What to do:
In the listing that follows, count every line with the word "采购附件资料清单" in it and write only the total.

Source data:
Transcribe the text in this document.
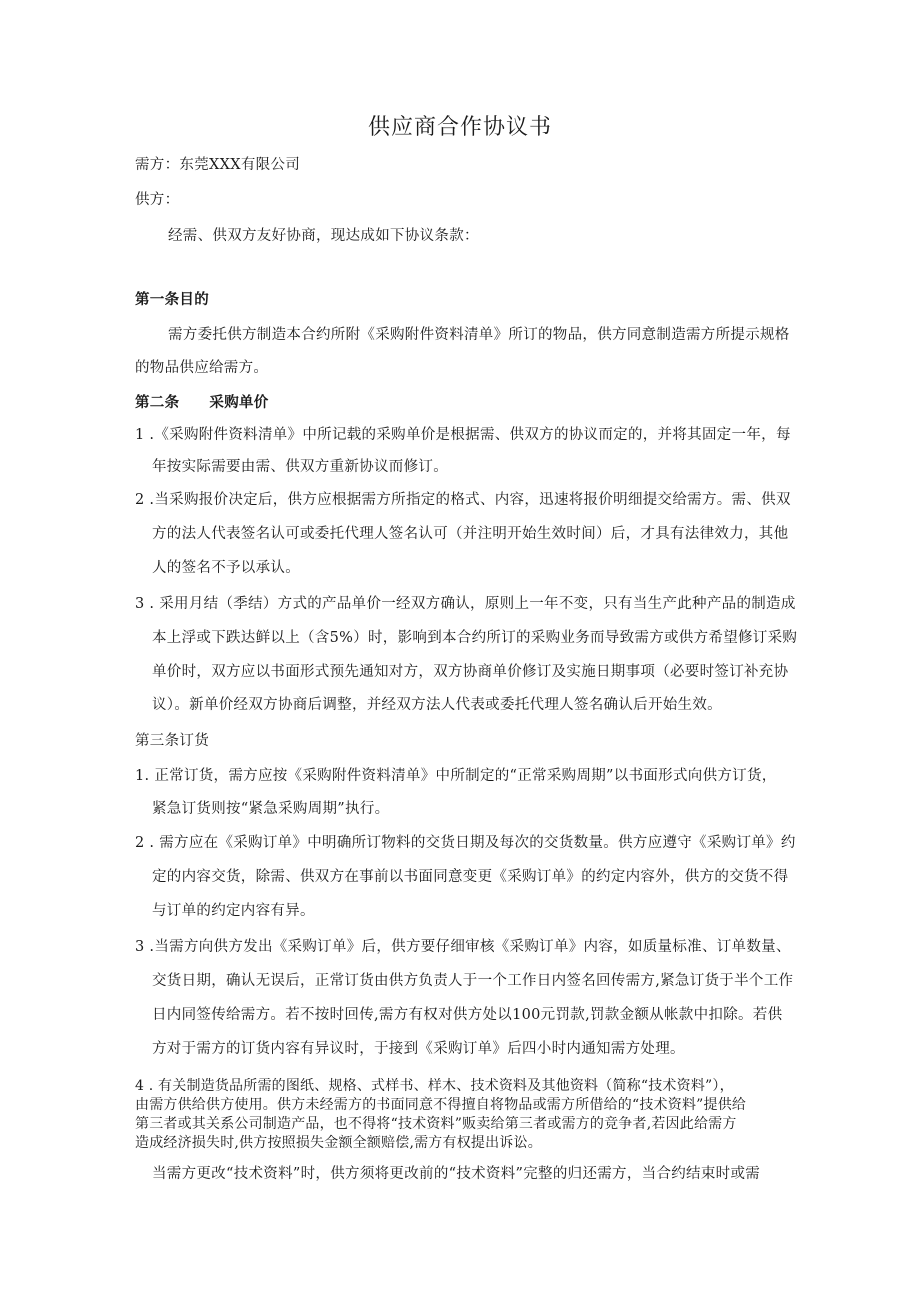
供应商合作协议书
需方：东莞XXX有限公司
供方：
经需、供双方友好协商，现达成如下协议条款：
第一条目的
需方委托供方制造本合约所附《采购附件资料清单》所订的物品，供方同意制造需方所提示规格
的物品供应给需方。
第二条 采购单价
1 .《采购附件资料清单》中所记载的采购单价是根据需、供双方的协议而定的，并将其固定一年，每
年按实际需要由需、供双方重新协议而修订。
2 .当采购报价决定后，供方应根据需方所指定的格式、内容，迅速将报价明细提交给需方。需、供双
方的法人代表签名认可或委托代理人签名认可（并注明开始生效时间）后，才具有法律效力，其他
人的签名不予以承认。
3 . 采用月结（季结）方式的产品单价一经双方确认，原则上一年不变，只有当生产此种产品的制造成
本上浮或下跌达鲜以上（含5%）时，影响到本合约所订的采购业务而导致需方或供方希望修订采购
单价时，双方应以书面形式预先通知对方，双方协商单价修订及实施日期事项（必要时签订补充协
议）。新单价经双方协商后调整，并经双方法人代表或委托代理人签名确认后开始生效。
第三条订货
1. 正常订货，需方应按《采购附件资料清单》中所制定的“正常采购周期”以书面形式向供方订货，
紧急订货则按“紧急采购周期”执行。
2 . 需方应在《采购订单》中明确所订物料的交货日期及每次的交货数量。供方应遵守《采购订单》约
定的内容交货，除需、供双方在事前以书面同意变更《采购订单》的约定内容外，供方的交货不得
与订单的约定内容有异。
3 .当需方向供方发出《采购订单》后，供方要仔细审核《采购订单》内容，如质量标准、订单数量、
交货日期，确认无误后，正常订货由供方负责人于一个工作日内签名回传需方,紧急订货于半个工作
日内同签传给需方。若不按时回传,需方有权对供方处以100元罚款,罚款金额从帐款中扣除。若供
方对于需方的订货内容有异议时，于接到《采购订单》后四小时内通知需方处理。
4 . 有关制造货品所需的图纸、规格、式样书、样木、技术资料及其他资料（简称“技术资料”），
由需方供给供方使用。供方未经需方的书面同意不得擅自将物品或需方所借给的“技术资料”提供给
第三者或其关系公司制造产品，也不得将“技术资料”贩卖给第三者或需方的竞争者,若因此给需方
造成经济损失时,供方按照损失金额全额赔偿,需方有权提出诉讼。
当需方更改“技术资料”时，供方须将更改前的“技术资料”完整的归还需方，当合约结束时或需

Task result:
3